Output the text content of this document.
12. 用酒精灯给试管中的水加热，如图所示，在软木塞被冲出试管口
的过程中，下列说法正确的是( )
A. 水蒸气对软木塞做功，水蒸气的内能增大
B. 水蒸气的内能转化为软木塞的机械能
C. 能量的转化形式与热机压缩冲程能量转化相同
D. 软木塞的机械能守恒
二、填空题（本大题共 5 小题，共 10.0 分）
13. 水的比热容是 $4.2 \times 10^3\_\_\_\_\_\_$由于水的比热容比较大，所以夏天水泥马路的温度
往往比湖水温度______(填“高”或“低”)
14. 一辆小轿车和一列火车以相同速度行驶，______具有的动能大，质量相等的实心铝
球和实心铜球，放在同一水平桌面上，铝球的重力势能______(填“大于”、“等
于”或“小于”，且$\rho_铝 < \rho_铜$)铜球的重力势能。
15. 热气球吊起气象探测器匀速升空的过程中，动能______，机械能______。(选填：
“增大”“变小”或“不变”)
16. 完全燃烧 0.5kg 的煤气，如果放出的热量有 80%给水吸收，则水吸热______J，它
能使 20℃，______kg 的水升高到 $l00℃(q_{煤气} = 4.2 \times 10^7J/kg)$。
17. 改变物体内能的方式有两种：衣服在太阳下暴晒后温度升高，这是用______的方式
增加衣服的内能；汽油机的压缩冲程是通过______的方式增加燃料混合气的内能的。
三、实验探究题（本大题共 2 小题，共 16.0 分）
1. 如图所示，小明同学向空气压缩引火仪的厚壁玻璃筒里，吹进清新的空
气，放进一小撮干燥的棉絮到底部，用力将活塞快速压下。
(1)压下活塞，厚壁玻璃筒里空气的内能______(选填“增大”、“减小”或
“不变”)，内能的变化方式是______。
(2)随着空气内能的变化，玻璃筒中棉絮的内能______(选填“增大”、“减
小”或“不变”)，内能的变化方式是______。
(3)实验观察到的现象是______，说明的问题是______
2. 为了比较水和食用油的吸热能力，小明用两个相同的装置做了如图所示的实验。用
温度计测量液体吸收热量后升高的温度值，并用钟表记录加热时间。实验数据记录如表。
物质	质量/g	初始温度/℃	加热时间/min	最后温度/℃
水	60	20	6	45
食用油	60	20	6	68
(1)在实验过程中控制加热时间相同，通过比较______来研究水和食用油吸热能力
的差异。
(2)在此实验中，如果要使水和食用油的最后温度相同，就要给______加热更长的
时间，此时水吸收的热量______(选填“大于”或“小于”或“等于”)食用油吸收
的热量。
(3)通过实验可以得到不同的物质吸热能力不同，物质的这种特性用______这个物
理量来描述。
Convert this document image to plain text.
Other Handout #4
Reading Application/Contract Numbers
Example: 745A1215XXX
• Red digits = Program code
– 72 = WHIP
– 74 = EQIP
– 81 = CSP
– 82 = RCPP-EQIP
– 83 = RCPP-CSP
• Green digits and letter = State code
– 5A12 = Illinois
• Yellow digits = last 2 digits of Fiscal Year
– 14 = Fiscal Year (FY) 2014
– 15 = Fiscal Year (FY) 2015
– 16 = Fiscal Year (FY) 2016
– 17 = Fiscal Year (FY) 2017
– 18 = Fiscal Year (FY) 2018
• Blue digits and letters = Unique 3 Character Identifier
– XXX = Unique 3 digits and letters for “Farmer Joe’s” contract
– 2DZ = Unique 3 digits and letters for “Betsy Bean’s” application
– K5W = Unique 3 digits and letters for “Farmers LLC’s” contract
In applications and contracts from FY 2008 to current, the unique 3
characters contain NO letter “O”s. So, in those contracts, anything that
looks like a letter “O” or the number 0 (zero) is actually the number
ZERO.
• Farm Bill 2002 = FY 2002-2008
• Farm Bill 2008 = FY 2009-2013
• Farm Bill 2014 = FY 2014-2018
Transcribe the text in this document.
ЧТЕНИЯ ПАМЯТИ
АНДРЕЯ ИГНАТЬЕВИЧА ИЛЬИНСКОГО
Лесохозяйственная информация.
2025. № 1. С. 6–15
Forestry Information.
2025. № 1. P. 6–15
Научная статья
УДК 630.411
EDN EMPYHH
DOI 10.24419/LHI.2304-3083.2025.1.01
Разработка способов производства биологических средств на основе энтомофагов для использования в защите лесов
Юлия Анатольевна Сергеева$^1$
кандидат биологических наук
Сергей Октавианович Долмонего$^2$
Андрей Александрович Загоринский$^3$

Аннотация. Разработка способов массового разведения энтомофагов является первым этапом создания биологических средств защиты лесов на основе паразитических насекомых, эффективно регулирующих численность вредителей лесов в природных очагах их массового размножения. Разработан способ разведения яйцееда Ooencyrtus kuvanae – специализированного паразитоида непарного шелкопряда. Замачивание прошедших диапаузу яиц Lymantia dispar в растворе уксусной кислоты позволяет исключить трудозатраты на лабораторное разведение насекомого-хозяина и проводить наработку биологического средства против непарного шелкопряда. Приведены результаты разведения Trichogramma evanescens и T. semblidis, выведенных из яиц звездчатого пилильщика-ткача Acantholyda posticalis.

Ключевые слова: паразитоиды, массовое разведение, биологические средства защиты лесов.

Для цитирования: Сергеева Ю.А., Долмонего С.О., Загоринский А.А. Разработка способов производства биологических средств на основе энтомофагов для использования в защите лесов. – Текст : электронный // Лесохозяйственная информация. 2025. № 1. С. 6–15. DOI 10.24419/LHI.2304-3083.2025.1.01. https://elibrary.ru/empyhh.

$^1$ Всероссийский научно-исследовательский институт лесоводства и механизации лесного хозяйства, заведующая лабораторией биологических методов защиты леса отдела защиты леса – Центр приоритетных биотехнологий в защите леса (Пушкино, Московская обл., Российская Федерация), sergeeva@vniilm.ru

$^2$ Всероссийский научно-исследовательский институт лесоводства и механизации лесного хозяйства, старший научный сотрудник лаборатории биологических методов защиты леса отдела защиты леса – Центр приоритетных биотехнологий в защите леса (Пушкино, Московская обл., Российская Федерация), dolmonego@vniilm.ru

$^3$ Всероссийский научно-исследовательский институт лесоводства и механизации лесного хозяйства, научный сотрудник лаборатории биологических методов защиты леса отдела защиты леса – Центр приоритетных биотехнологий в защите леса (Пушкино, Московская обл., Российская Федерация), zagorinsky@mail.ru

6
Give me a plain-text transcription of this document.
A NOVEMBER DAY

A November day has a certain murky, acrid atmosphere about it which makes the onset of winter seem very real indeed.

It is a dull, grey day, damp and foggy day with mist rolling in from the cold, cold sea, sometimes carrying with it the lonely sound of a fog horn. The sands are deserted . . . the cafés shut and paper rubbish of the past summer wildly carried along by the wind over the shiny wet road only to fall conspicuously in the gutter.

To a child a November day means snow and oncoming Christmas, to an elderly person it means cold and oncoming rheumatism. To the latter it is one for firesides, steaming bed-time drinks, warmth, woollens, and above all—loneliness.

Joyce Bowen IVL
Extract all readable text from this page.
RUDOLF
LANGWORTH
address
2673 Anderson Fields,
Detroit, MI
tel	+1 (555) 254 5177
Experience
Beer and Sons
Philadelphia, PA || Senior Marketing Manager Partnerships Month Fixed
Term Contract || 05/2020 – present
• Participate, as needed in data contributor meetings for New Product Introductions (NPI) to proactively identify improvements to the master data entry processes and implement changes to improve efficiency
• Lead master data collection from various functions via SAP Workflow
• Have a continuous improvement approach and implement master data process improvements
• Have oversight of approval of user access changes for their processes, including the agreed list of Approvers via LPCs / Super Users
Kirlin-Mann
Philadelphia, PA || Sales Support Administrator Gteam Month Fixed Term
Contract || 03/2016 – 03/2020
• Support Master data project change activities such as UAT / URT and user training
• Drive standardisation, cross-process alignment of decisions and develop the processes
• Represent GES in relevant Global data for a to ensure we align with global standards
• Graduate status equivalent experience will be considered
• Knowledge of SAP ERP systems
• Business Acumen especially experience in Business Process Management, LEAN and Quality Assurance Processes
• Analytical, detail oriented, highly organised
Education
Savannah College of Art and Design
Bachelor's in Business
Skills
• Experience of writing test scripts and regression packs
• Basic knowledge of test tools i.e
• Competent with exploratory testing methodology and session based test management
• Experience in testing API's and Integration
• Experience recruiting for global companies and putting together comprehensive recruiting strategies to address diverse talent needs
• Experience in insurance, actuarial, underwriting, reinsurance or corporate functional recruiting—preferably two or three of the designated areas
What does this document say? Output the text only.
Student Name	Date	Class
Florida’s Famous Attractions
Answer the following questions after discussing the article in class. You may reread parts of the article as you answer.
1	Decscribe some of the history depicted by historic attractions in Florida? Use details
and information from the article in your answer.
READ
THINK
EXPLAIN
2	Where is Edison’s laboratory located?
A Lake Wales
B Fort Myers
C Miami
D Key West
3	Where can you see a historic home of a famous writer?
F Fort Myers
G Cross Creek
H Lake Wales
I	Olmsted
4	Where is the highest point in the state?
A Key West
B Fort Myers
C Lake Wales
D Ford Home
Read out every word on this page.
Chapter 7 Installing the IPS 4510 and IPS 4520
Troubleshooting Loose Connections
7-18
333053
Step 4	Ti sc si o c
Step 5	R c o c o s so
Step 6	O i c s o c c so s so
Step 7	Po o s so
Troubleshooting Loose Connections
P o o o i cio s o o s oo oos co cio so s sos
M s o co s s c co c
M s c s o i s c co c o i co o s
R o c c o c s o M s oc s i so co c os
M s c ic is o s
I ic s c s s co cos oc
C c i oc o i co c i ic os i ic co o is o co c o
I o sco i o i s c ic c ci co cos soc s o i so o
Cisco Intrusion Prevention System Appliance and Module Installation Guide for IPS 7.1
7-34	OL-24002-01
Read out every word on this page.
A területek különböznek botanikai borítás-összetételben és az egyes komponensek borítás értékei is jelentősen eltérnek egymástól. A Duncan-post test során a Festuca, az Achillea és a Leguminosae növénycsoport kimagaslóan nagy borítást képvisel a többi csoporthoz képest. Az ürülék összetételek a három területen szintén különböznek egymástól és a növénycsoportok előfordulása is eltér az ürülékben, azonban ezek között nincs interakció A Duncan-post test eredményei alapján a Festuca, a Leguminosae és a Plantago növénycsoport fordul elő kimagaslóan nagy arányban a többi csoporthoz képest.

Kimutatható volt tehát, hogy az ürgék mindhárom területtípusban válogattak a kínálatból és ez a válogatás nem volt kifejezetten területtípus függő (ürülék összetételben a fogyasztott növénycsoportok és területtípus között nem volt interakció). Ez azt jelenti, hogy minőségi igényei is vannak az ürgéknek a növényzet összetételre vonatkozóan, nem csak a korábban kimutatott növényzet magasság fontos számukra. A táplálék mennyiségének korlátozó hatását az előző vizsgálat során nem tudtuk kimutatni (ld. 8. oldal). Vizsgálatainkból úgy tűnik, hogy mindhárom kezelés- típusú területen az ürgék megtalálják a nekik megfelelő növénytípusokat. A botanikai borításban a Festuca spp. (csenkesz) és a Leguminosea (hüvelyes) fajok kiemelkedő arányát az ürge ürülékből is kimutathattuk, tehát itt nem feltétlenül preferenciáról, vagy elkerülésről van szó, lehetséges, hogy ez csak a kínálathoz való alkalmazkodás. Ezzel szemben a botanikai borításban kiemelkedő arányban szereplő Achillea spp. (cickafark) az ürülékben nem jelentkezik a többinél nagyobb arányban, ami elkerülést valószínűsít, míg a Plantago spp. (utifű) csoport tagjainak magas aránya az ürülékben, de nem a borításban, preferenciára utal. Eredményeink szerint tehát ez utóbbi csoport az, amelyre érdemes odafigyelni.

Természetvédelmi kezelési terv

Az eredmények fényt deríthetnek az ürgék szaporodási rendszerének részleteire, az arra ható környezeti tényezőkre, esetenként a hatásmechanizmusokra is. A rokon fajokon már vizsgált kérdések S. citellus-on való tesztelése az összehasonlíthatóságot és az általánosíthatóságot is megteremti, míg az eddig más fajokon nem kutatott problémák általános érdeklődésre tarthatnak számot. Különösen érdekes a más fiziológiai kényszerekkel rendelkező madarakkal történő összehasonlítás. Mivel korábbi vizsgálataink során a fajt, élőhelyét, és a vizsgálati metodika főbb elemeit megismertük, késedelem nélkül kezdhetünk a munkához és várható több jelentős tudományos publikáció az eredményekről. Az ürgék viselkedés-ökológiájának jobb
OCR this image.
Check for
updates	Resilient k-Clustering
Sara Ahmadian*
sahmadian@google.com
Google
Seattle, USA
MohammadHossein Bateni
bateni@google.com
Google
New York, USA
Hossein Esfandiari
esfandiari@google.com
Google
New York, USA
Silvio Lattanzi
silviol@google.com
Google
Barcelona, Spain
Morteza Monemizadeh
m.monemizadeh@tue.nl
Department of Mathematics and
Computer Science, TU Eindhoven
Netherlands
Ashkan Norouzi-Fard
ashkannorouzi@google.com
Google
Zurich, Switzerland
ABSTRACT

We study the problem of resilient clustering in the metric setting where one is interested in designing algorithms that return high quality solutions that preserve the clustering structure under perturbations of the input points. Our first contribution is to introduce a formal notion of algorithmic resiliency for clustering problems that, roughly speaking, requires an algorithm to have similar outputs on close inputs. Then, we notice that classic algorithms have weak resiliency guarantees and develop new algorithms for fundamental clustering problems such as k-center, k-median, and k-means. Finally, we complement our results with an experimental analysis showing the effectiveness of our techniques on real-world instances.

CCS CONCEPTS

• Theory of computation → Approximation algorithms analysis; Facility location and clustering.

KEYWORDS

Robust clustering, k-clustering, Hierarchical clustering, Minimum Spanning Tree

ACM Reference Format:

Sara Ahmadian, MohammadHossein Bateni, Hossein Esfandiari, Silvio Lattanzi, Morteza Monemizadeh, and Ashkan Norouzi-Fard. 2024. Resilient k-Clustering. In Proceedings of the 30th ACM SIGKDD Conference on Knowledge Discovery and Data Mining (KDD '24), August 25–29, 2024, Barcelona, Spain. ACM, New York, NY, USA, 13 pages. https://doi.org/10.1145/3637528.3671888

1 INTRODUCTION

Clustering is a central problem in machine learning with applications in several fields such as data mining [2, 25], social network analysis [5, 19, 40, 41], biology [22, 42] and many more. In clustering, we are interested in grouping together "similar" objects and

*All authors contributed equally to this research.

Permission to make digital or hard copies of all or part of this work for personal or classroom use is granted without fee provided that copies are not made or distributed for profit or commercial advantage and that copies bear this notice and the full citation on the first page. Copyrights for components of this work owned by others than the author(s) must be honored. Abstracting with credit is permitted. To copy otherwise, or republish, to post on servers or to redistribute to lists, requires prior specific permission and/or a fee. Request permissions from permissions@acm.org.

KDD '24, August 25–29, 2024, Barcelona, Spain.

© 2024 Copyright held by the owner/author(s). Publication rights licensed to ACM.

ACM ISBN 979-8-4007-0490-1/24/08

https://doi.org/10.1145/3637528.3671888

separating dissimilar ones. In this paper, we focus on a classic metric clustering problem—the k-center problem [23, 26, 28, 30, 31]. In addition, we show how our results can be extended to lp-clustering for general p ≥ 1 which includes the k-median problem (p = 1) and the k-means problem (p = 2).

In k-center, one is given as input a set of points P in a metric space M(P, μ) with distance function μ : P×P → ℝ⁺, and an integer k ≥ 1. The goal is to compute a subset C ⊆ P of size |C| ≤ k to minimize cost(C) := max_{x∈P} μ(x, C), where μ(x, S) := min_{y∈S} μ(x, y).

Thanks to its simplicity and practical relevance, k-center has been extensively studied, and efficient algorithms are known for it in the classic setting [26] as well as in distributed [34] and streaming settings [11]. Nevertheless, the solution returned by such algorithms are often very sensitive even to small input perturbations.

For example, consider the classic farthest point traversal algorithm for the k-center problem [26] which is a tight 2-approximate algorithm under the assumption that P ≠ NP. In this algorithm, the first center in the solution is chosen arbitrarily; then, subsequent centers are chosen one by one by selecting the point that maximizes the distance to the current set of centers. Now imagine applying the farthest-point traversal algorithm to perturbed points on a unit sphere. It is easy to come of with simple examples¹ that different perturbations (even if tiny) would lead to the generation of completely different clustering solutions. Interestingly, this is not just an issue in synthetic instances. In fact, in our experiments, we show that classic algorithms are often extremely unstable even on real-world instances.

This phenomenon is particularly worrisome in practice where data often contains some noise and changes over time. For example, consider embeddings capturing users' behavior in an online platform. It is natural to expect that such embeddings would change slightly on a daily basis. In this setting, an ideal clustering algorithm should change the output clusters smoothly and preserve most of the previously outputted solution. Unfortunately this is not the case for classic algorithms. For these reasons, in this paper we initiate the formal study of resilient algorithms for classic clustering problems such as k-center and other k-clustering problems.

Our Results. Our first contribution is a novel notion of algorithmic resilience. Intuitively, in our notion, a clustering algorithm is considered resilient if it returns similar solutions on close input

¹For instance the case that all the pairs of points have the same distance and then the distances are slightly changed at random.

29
════════════════
**Brief:** State how many lines hold the word "Month". The number is the whole answer.

**Written answer:** 2